Work to complete. From the listing below, extract every line in which the word "поворота" appears.

Record excerpts.
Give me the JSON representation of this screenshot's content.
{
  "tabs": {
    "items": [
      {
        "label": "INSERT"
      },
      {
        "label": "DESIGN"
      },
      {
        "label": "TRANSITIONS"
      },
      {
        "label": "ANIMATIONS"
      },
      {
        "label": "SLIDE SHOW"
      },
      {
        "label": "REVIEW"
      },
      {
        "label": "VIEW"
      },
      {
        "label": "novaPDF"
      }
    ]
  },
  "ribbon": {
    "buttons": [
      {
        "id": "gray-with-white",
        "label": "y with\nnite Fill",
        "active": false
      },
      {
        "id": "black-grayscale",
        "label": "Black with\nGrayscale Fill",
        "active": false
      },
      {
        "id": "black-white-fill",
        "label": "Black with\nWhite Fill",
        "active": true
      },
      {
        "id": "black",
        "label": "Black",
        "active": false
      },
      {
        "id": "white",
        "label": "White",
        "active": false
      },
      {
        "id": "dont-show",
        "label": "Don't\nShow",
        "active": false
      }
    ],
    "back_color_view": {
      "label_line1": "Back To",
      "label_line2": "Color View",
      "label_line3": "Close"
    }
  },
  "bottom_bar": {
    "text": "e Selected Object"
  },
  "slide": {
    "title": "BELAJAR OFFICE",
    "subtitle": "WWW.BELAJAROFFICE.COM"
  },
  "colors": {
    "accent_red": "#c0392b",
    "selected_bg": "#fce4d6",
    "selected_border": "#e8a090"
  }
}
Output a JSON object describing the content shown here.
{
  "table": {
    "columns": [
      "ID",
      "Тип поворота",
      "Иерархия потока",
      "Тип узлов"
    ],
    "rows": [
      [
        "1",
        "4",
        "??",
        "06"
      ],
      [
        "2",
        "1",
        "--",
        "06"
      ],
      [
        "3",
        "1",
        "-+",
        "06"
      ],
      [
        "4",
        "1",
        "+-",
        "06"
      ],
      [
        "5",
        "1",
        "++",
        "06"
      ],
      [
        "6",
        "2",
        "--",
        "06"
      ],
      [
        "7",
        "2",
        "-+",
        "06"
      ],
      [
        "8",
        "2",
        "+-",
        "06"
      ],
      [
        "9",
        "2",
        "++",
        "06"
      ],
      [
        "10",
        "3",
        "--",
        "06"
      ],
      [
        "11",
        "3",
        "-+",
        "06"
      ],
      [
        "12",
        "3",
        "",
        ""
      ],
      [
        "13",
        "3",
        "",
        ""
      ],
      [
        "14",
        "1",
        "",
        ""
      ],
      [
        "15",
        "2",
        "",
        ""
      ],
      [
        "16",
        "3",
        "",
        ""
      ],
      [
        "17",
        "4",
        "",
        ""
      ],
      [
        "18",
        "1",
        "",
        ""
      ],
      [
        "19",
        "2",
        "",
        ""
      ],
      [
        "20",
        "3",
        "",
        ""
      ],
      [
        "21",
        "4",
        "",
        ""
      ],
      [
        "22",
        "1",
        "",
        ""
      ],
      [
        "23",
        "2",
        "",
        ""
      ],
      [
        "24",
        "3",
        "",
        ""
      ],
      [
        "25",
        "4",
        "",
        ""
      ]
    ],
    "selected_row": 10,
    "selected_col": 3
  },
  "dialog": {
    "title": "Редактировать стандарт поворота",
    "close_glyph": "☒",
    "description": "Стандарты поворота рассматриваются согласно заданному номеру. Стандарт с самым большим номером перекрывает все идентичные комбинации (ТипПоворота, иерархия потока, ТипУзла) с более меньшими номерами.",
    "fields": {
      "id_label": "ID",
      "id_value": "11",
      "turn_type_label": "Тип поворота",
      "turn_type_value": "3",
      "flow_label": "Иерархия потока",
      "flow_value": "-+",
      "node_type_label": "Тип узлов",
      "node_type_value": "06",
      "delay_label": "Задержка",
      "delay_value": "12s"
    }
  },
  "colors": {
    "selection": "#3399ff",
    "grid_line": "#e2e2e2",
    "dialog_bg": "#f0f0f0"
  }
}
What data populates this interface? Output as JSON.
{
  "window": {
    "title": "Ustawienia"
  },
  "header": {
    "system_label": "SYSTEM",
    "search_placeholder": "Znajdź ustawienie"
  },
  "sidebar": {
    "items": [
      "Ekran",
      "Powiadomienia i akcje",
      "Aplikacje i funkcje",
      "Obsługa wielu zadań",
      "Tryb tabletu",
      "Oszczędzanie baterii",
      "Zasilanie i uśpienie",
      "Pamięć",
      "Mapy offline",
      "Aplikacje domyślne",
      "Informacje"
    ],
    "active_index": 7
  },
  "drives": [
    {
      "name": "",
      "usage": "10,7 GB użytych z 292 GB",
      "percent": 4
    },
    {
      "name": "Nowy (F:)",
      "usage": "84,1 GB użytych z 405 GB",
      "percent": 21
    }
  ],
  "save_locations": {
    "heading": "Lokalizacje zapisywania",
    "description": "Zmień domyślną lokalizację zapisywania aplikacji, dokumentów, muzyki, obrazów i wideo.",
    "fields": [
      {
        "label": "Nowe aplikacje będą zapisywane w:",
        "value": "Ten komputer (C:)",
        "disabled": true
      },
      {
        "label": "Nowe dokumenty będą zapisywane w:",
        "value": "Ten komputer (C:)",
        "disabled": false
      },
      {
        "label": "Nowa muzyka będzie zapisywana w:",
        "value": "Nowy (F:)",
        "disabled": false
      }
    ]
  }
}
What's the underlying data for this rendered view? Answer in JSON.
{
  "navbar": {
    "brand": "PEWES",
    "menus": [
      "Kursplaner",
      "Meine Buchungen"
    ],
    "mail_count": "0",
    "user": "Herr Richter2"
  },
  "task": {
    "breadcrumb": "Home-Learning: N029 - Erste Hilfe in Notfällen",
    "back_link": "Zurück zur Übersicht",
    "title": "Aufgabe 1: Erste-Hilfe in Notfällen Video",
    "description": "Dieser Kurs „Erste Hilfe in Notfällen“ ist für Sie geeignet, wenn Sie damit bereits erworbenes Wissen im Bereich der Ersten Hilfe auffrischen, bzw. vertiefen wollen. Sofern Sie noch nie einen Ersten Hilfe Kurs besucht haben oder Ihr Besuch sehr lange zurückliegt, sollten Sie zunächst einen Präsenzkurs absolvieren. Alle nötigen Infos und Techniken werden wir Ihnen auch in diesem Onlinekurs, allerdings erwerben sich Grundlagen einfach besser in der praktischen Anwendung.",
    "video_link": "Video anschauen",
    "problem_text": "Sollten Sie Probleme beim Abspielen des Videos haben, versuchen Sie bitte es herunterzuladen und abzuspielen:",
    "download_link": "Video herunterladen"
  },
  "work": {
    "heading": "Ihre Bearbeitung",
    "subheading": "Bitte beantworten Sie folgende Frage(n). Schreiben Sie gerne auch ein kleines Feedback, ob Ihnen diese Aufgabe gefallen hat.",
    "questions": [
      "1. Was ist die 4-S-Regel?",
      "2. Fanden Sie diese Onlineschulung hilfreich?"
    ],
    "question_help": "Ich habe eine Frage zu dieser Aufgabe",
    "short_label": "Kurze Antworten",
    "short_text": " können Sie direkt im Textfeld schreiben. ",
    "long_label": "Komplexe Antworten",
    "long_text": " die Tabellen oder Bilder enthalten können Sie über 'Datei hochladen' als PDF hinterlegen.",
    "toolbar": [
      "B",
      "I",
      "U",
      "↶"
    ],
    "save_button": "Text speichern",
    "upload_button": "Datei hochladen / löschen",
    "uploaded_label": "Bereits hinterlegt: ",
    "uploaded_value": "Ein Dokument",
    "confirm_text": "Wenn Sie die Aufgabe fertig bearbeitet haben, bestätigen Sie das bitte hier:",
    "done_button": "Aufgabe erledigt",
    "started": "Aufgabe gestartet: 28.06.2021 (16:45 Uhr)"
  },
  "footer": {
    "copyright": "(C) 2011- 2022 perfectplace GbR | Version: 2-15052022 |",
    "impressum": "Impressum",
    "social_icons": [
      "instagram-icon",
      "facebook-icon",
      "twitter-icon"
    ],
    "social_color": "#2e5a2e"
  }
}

Task output.
      "Тип поворота",
    "title": "Редактировать стандарт поворота",
    "description": "Стандарты поворота рассматриваются согласно заданному номеру. Стандарт с самым большим номером перекрывает все идентичные комбинации (ТипПоворота, иерархия потока, ТипУзла) с более меньшими номерами.",
      "turn_type_label": "Тип поворота",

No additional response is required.